• **What this task involves**
Reproduce each line of the material below character for character, leaving nothing out and changing nothing.

• **Data for processing**
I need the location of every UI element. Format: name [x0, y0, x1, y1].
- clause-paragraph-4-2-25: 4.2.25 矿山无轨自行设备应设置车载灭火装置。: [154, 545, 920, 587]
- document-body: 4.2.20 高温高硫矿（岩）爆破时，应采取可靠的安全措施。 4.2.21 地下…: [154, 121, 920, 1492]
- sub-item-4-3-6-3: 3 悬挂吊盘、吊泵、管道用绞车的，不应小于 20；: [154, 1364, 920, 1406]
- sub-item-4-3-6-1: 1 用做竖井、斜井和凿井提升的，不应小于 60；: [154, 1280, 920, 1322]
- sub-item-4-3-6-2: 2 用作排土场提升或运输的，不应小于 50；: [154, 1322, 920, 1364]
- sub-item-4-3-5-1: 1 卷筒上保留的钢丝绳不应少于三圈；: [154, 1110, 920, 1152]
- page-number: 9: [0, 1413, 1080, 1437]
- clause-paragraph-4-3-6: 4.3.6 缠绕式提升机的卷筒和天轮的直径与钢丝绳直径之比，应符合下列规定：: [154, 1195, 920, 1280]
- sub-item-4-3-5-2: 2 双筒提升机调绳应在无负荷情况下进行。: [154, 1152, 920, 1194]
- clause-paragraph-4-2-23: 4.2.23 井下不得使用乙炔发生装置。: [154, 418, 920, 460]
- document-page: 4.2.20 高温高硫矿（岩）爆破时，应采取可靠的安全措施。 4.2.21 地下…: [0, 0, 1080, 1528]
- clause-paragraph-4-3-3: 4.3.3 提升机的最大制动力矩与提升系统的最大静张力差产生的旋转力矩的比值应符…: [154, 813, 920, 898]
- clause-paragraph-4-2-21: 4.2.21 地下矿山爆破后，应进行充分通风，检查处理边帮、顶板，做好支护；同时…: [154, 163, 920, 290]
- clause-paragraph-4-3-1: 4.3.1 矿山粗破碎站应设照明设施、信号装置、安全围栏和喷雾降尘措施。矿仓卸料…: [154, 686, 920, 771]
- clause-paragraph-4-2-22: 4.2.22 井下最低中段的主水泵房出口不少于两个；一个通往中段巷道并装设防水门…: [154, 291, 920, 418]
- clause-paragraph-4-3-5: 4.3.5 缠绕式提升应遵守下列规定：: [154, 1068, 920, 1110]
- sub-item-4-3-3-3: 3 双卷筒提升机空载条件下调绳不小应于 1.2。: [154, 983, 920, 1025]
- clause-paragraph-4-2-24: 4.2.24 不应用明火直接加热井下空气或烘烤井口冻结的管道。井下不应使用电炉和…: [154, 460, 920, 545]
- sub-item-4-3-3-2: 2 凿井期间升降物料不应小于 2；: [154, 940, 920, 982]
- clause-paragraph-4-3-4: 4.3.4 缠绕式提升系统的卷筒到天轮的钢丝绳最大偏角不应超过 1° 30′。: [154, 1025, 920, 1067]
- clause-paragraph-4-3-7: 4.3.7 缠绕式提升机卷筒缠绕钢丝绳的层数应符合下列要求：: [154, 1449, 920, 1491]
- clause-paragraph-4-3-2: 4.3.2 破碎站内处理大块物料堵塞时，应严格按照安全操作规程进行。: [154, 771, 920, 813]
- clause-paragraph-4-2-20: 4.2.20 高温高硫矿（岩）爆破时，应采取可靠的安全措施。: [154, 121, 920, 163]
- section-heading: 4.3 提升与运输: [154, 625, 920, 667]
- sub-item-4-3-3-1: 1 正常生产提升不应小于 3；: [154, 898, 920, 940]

• **Problem solution**
I need the location of every UI element. Format: name [x0, y0, x1, y1].
- clause-paragraph-4-2-25: 4.2.25 矿山无轨自行设备应设置车载灭火装置。: [154, 545, 920, 587]
- document-body: 4.2.20 高温高硫矿（岩）爆破时，应采取可靠的安全措施。 4.2.21 地下…: [154, 121, 920, 1492]
- sub-item-4-3-6-3: 3 悬挂吊盘、吊泵、管道用绞车的，不应小于 20；: [154, 1364, 920, 1406]
- sub-item-4-3-6-1: 1 用做竖井、斜井和凿井提升的，不应小于 60；: [154, 1280, 920, 1322]
- sub-item-4-3-6-2: 2 用作排土场提升或运输的，不应小于 50；: [154, 1322, 920, 1364]
- sub-item-4-3-5-1: 1 卷筒上保留的钢丝绳不应少于三圈；: [154, 1110, 920, 1152]
- page-number: 9: [0, 1413, 1080, 1437]
- clause-paragraph-4-3-6: 4.3.6 缠绕式提升机的卷筒和天轮的直径与钢丝绳直径之比，应符合下列规定：: [154, 1195, 920, 1280]
- sub-item-4-3-5-2: 2 双筒提升机调绳应在无负荷情况下进行。: [154, 1152, 920, 1194]
- clause-paragraph-4-2-23: 4.2.23 井下不得使用乙炔发生装置。: [154, 418, 920, 460]
- document-page: 4.2.20 高温高硫矿（岩）爆破时，应采取可靠的安全措施。 4.2.21 地下…: [0, 0, 1080, 1528]
- clause-paragraph-4-3-3: 4.3.3 提升机的最大制动力矩与提升系统的最大静张力差产生的旋转力矩的比值应符…: [154, 813, 920, 898]
- clause-paragraph-4-2-21: 4.2.21 地下矿山爆破后，应进行充分通风，检查处理边帮、顶板，做好支护；同时…: [154, 163, 920, 290]
- clause-paragraph-4-3-1: 4.3.1 矿山粗破碎站应设照明设施、信号装置、安全围栏和喷雾降尘措施。矿仓卸料…: [154, 686, 920, 771]
- clause-paragraph-4-2-22: 4.2.22 井下最低中段的主水泵房出口不少于两个；一个通往中段巷道并装设防水门…: [154, 291, 920, 418]
- clause-paragraph-4-3-5: 4.3.5 缠绕式提升应遵守下列规定：: [154, 1068, 920, 1110]
- sub-item-4-3-3-3: 3 双卷筒提升机空载条件下调绳不小应于 1.2。: [154, 983, 920, 1025]
- clause-paragraph-4-2-24: 4.2.24 不应用明火直接加热井下空气或烘烤井口冻结的管道。井下不应使用电炉和…: [154, 460, 920, 545]
- sub-item-4-3-3-2: 2 凿井期间升降物料不应小于 2；: [154, 940, 920, 982]
- clause-paragraph-4-3-4: 4.3.4 缠绕式提升系统的卷筒到天轮的钢丝绳最大偏角不应超过 1° 30′。: [154, 1025, 920, 1067]
- clause-paragraph-4-3-7: 4.3.7 缠绕式提升机卷筒缠绕钢丝绳的层数应符合下列要求：: [154, 1449, 920, 1491]
- clause-paragraph-4-3-2: 4.3.2 破碎站内处理大块物料堵塞时，应严格按照安全操作规程进行。: [154, 771, 920, 813]
- clause-paragraph-4-2-20: 4.2.20 高温高硫矿（岩）爆破时，应采取可靠的安全措施。: [154, 121, 920, 163]
- section-heading: 4.3 提升与运输: [154, 625, 920, 667]
- sub-item-4-3-3-1: 1 正常生产提升不应小于 3；: [154, 898, 920, 940]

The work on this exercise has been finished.